"""

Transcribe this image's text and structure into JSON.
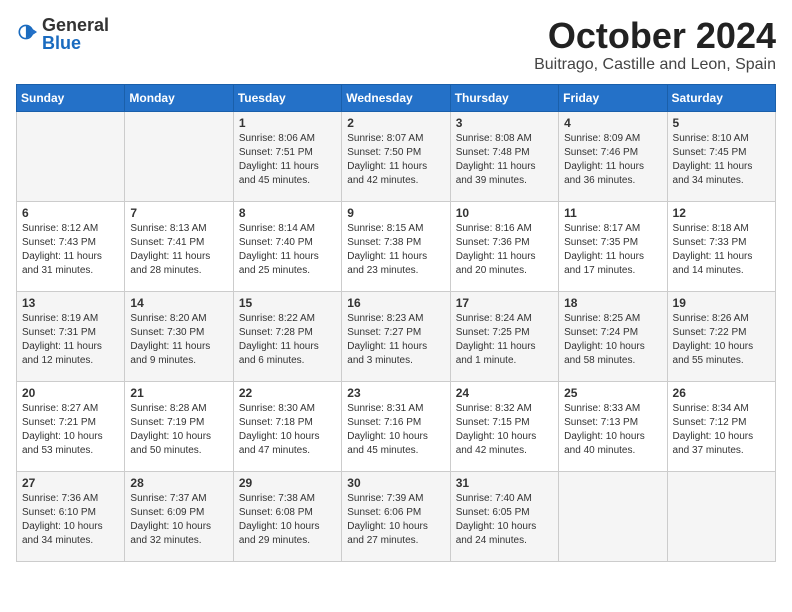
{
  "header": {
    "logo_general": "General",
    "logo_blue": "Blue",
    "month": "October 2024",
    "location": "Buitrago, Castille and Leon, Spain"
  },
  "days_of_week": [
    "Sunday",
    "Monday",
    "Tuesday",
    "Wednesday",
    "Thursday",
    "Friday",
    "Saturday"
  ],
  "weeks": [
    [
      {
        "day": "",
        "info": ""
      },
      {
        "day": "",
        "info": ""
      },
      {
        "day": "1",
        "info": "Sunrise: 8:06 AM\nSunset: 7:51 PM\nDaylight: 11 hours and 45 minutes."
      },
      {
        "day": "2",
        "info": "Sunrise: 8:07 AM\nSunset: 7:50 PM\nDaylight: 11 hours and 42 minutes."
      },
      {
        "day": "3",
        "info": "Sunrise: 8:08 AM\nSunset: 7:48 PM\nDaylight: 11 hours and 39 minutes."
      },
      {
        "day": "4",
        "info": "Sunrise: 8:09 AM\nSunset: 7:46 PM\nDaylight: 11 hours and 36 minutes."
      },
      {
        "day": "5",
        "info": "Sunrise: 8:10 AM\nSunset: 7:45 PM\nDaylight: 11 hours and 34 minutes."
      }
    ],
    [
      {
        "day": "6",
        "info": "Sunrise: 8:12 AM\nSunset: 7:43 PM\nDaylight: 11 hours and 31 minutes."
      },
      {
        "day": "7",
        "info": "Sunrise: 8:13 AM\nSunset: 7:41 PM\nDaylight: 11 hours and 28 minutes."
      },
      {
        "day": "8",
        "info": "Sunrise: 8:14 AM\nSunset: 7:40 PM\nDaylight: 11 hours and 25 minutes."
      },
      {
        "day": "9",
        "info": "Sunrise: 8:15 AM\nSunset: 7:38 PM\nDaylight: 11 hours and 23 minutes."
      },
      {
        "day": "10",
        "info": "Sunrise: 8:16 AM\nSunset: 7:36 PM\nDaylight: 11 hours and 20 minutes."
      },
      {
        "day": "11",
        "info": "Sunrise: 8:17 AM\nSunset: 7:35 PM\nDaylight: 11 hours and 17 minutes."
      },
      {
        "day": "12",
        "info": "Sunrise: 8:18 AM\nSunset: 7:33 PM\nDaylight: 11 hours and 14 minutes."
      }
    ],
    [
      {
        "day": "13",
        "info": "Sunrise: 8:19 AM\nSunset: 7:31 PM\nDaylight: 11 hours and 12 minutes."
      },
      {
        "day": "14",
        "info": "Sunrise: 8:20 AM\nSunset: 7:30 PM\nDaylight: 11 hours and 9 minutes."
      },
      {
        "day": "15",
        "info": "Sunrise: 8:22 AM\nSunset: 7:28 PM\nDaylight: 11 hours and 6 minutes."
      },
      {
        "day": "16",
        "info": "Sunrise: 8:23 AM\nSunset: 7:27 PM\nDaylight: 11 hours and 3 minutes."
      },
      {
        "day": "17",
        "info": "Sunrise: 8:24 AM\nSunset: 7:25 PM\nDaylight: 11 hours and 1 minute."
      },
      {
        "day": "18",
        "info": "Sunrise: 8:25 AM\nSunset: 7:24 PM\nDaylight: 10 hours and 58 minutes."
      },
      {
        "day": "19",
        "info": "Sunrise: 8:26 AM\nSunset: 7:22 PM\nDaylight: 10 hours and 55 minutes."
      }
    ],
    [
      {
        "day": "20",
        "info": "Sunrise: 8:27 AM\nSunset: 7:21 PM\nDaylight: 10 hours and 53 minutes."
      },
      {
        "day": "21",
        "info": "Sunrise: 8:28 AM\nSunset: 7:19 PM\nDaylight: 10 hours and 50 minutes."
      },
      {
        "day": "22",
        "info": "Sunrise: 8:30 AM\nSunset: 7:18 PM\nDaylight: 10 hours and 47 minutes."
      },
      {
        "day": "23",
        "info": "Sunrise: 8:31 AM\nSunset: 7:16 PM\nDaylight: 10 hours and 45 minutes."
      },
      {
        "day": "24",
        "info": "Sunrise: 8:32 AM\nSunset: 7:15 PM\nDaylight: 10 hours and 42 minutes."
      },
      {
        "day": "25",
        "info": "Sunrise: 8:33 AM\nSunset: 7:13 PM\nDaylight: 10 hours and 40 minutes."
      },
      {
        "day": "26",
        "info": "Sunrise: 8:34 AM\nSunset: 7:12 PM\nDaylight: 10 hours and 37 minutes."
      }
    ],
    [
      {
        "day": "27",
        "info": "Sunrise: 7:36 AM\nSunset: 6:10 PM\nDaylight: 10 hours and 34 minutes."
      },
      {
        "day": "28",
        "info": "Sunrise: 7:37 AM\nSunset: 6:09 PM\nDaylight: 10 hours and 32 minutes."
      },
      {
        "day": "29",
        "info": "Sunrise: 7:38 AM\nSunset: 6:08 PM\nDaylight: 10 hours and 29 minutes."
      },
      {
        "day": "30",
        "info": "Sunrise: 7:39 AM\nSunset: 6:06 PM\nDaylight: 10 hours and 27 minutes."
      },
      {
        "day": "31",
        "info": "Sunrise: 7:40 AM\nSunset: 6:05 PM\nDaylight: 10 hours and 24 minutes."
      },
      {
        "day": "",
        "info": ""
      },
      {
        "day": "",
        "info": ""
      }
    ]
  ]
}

"""
"""

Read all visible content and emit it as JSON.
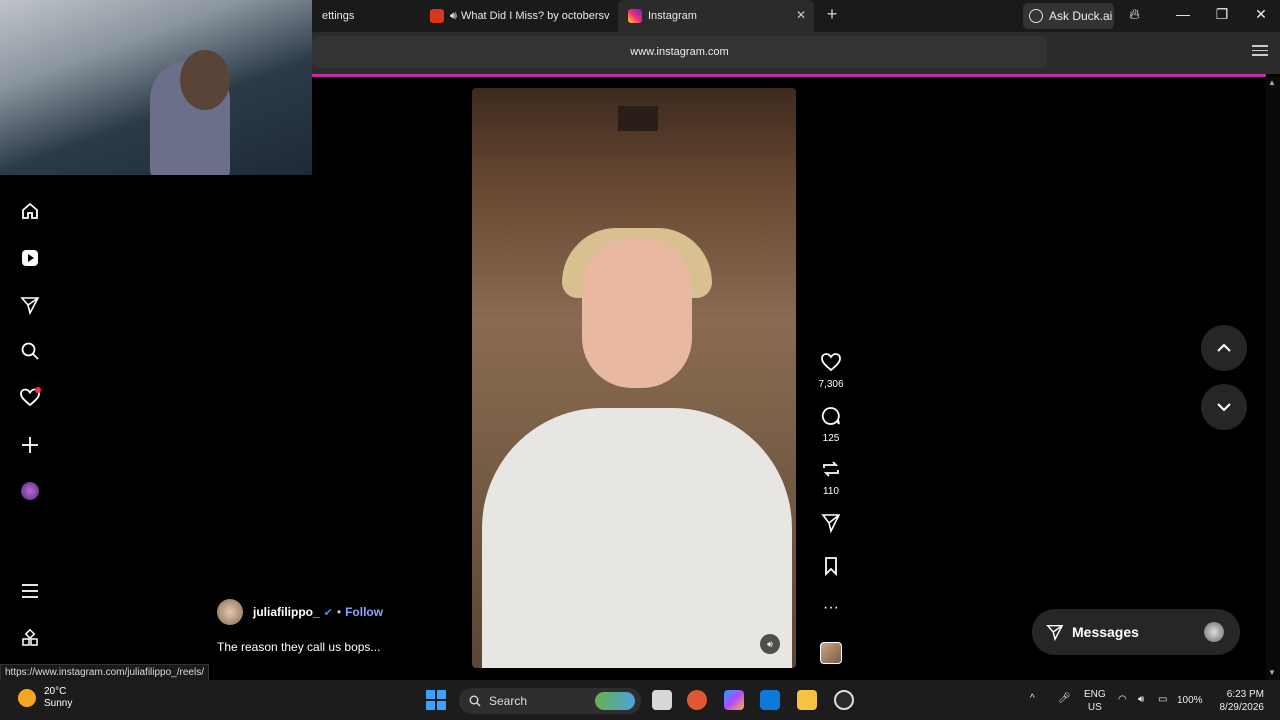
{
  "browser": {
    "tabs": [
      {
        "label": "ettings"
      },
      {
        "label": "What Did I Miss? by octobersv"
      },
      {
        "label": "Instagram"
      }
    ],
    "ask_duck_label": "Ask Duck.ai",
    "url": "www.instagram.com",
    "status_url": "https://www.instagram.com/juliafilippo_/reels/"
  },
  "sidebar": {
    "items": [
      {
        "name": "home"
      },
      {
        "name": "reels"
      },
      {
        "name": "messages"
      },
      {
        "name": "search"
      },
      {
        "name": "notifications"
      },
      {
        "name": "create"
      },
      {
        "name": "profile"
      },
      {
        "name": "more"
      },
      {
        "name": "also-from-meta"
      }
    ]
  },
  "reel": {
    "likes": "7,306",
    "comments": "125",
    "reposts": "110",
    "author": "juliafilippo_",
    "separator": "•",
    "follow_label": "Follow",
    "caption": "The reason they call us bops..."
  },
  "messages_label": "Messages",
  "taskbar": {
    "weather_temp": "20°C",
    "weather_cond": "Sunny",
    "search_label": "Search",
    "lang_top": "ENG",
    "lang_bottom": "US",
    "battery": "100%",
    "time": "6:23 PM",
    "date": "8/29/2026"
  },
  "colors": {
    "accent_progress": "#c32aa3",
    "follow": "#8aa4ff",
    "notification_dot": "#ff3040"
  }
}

"""

Requirements:
Search the data above for lines holding "JSON" and copy each of them.

Solution to the problem:
Transcribe this image's text and structure into JSON.
Read all visible content and emit it as JSON.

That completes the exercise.